DIRECTIONS FOR THIS TASK:
Extract every line of the listing below verbatim, keeping the original order and leaving each line's text unchanged.

Begin

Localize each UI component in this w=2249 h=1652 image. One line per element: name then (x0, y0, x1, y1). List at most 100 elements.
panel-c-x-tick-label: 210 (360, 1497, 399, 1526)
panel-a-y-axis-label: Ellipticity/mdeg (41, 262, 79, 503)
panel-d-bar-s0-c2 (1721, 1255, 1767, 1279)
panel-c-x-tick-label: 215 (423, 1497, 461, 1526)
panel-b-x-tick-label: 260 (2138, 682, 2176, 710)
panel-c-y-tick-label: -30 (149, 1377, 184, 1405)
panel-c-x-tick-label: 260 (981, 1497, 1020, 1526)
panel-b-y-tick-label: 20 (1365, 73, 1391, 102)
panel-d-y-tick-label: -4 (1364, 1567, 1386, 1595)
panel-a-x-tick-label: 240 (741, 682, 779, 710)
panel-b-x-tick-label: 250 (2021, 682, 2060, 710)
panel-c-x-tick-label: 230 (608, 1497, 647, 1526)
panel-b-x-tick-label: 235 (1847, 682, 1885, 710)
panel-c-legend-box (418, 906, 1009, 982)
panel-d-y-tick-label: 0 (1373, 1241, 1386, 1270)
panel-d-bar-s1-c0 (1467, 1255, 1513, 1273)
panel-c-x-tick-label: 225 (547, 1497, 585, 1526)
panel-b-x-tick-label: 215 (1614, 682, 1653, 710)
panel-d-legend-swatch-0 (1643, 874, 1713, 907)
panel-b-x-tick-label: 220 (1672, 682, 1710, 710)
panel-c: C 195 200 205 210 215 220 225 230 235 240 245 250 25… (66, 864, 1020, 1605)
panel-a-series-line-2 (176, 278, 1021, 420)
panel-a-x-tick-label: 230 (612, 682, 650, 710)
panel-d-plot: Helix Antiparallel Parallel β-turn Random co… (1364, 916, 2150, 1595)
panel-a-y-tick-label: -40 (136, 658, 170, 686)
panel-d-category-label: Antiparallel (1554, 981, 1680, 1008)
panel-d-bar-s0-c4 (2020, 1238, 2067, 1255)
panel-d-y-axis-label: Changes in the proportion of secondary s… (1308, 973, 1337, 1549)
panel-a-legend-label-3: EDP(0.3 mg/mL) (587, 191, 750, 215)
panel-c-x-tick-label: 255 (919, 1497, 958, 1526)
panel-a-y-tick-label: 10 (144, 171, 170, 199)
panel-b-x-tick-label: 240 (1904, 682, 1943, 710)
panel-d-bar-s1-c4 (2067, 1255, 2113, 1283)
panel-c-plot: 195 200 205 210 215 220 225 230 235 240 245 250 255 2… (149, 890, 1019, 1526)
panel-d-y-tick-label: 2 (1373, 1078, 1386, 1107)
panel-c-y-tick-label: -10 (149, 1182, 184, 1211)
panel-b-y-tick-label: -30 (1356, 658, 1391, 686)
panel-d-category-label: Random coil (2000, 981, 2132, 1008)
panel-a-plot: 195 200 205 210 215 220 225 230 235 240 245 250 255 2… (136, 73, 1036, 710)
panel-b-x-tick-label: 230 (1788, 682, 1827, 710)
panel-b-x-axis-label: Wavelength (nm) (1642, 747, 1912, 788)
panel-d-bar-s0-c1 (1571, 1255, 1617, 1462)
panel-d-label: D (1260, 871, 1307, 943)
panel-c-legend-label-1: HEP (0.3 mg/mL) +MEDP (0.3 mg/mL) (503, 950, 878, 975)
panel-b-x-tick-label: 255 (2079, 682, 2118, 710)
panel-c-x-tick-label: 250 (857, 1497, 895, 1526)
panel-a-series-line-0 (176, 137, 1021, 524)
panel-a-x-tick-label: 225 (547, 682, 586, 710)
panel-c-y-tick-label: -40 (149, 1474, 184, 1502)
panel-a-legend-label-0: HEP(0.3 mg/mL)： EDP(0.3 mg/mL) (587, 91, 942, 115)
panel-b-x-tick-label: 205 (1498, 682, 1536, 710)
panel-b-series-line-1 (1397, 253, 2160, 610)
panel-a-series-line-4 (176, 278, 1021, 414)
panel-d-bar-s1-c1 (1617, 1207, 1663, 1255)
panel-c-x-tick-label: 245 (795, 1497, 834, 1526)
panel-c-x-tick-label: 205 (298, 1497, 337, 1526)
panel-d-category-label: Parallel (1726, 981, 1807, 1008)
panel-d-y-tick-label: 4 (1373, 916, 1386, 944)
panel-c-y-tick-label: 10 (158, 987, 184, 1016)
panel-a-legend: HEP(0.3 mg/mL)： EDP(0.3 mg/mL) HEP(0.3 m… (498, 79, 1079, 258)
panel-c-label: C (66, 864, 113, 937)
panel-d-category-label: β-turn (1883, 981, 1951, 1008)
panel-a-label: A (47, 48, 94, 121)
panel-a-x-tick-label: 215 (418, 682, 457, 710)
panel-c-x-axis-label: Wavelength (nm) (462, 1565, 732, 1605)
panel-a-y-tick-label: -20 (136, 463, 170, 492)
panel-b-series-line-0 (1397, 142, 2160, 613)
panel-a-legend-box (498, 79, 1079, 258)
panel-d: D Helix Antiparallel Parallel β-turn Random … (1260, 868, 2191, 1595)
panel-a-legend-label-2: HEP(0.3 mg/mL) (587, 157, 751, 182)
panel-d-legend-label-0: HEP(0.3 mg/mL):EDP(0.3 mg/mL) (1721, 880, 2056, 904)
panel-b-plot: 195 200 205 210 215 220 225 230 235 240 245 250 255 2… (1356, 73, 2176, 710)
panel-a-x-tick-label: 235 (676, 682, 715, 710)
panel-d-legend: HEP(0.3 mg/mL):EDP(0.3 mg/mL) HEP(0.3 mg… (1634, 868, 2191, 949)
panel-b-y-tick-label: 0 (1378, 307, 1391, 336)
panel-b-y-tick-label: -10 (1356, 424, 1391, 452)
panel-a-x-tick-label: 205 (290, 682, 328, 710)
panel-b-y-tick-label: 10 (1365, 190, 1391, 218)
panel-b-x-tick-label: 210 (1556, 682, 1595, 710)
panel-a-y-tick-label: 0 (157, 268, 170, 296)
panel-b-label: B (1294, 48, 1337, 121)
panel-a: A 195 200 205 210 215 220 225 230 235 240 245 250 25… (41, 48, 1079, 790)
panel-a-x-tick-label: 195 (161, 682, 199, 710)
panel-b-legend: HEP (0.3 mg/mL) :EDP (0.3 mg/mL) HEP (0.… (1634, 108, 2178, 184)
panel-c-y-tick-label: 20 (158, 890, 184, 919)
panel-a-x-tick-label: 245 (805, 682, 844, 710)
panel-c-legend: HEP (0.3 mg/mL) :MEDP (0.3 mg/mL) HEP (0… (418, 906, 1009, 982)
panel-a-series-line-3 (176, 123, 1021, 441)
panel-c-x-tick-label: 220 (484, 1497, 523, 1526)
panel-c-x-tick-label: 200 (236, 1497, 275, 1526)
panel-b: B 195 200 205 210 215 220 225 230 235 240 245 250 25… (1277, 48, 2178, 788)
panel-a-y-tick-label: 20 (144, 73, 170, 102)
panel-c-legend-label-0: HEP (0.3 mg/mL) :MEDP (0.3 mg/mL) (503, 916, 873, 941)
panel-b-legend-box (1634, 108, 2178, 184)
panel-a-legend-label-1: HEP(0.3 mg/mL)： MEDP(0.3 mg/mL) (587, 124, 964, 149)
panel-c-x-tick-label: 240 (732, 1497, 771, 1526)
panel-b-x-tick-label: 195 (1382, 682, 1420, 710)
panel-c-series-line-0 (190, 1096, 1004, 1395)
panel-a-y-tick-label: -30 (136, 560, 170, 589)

End

THE SOLUTION:
Localize each UI component in this w=2249 h=1652 image. One line per element: name then (x0, y0, x1, y1). List at most 100 elements.
panel-c-x-tick-label: 210 (360, 1497, 399, 1526)
panel-a-y-axis-label: Ellipticity/mdeg (41, 262, 79, 503)
panel-d-bar-s0-c2 (1721, 1255, 1767, 1279)
panel-c-x-tick-label: 215 (423, 1497, 461, 1526)
panel-b-x-tick-label: 260 (2138, 682, 2176, 710)
panel-c-y-tick-label: -30 (149, 1377, 184, 1405)
panel-c-x-tick-label: 260 (981, 1497, 1020, 1526)
panel-b-y-tick-label: 20 (1365, 73, 1391, 102)
panel-d-y-tick-label: -4 (1364, 1567, 1386, 1595)
panel-a-x-tick-label: 240 (741, 682, 779, 710)
panel-b-x-tick-label: 250 (2021, 682, 2060, 710)
panel-c-x-tick-label: 230 (608, 1497, 647, 1526)
panel-b-x-tick-label: 235 (1847, 682, 1885, 710)
panel-c-legend-box (418, 906, 1009, 982)
panel-d-y-tick-label: 0 (1373, 1241, 1386, 1270)
panel-d-bar-s1-c0 (1467, 1255, 1513, 1273)
panel-c-x-tick-label: 225 (547, 1497, 585, 1526)
panel-b-x-tick-label: 215 (1614, 682, 1653, 710)
panel-d-legend-swatch-0 (1643, 874, 1713, 907)
panel-b-x-tick-label: 220 (1672, 682, 1710, 710)
panel-c: C 195 200 205 210 215 220 225 230 235 240 245 250 25… (66, 864, 1020, 1605)
panel-a-series-line-2 (176, 278, 1021, 420)
panel-a-x-tick-label: 230 (612, 682, 650, 710)
panel-d-plot: Helix Antiparallel Parallel β-turn Random co… (1364, 916, 2150, 1595)
panel-a-y-tick-label: -40 (136, 658, 170, 686)
panel-d-category-label: Antiparallel (1554, 981, 1680, 1008)
panel-d-bar-s0-c4 (2020, 1238, 2067, 1255)
panel-d-y-axis-label: Changes in the proportion of secondary s… (1308, 973, 1337, 1549)
panel-a-legend-label-3: EDP(0.3 mg/mL) (587, 191, 750, 215)
panel-c-x-tick-label: 255 (919, 1497, 958, 1526)
panel-a-y-tick-label: 10 (144, 171, 170, 199)
panel-b-x-tick-label: 240 (1904, 682, 1943, 710)
panel-d-bar-s1-c4 (2067, 1255, 2113, 1283)
panel-c-plot: 195 200 205 210 215 220 225 230 235 240 245 250 255 2… (149, 890, 1019, 1526)
panel-d-y-tick-label: 2 (1373, 1078, 1386, 1107)
panel-c-y-tick-label: -10 (149, 1182, 184, 1211)
panel-b-y-tick-label: -30 (1356, 658, 1391, 686)
panel-d-category-label: Random coil (2000, 981, 2132, 1008)
panel-a-plot: 195 200 205 210 215 220 225 230 235 240 245 250 255 2… (136, 73, 1036, 710)
panel-b-x-tick-label: 230 (1788, 682, 1827, 710)
panel-b-x-axis-label: Wavelength (nm) (1642, 747, 1912, 788)
panel-d-bar-s0-c1 (1571, 1255, 1617, 1462)
panel-d-label: D (1260, 871, 1307, 943)
panel-c-legend-label-1: HEP (0.3 mg/mL) +MEDP (0.3 mg/mL) (503, 950, 878, 975)
panel-b-x-tick-label: 255 (2079, 682, 2118, 710)
panel-c-x-tick-label: 250 (857, 1497, 895, 1526)
panel-a-series-line-0 (176, 137, 1021, 524)
panel-a-x-tick-label: 225 (547, 682, 586, 710)
panel-c-y-tick-label: -40 (149, 1474, 184, 1502)
panel-a-legend-label-0: HEP(0.3 mg/mL)： EDP(0.3 mg/mL) (587, 91, 942, 115)
panel-b-x-tick-label: 205 (1498, 682, 1536, 710)
panel-b-series-line-1 (1397, 253, 2160, 610)
panel-a-series-line-4 (176, 278, 1021, 414)
panel-d-bar-s1-c1 (1617, 1207, 1663, 1255)
panel-c-x-tick-label: 245 (795, 1497, 834, 1526)
panel-c-x-tick-label: 205 (298, 1497, 337, 1526)
panel-d-category-label: Parallel (1726, 981, 1807, 1008)
panel-d-y-tick-label: 4 (1373, 916, 1386, 944)
panel-c-y-tick-label: 10 (158, 987, 184, 1016)
panel-a-legend: HEP(0.3 mg/mL)： EDP(0.3 mg/mL) HEP(0.3 m… (498, 79, 1079, 258)
panel-c-label: C (66, 864, 113, 937)
panel-d-category-label: β-turn (1883, 981, 1951, 1008)
panel-a-label: A (47, 48, 94, 121)
panel-a-x-tick-label: 215 (418, 682, 457, 710)
panel-c-x-axis-label: Wavelength (nm) (462, 1565, 732, 1605)
panel-a-y-tick-label: -20 (136, 463, 170, 492)
panel-b-series-line-0 (1397, 142, 2160, 613)
panel-a-legend-box (498, 79, 1079, 258)
panel-d: D Helix Antiparallel Parallel β-turn Random … (1260, 868, 2191, 1595)
panel-a-legend-label-2: HEP(0.3 mg/mL) (587, 157, 751, 182)
panel-d-legend-label-0: HEP(0.3 mg/mL):EDP(0.3 mg/mL) (1721, 880, 2056, 904)
panel-b-plot: 195 200 205 210 215 220 225 230 235 240 245 250 255 2… (1356, 73, 2176, 710)
panel-a-x-tick-label: 235 (676, 682, 715, 710)
panel-d-legend: HEP(0.3 mg/mL):EDP(0.3 mg/mL) HEP(0.3 mg… (1634, 868, 2191, 949)
panel-b-y-tick-label: 0 (1378, 307, 1391, 336)
panel-b-y-tick-label: -10 (1356, 424, 1391, 452)
panel-a-x-tick-label: 205 (290, 682, 328, 710)
panel-b-y-tick-label: 10 (1365, 190, 1391, 218)
panel-b-x-tick-label: 210 (1556, 682, 1595, 710)
panel-a-y-tick-label: 0 (157, 268, 170, 296)
panel-b-label: B (1294, 48, 1337, 121)
panel-a: A 195 200 205 210 215 220 225 230 235 240 245 250 25… (41, 48, 1079, 790)
panel-a-x-tick-label: 195 (161, 682, 199, 710)
panel-b-legend: HEP (0.3 mg/mL) :EDP (0.3 mg/mL) HEP (0.… (1634, 108, 2178, 184)
panel-c-y-tick-label: 20 (158, 890, 184, 919)
panel-a-x-tick-label: 245 (805, 682, 844, 710)
panel-c-legend: HEP (0.3 mg/mL) :MEDP (0.3 mg/mL) HEP (0… (418, 906, 1009, 982)
panel-a-series-line-3 (176, 123, 1021, 441)
panel-c-x-tick-label: 220 (484, 1497, 523, 1526)
panel-c-x-tick-label: 200 (236, 1497, 275, 1526)
panel-b: B 195 200 205 210 215 220 225 230 235 240 245 250 25… (1277, 48, 2178, 788)
panel-a-y-tick-label: 20 (144, 73, 170, 102)
panel-c-legend-label-0: HEP (0.3 mg/mL) :MEDP (0.3 mg/mL) (503, 916, 873, 941)
panel-b-legend-box (1634, 108, 2178, 184)
panel-a-legend-label-1: HEP(0.3 mg/mL)： MEDP(0.3 mg/mL) (587, 124, 964, 149)
panel-c-x-tick-label: 240 (732, 1497, 771, 1526)
panel-b-x-tick-label: 195 (1382, 682, 1420, 710)
panel-c-series-line-0 (190, 1096, 1004, 1395)
panel-a-y-tick-label: -30 (136, 560, 170, 589)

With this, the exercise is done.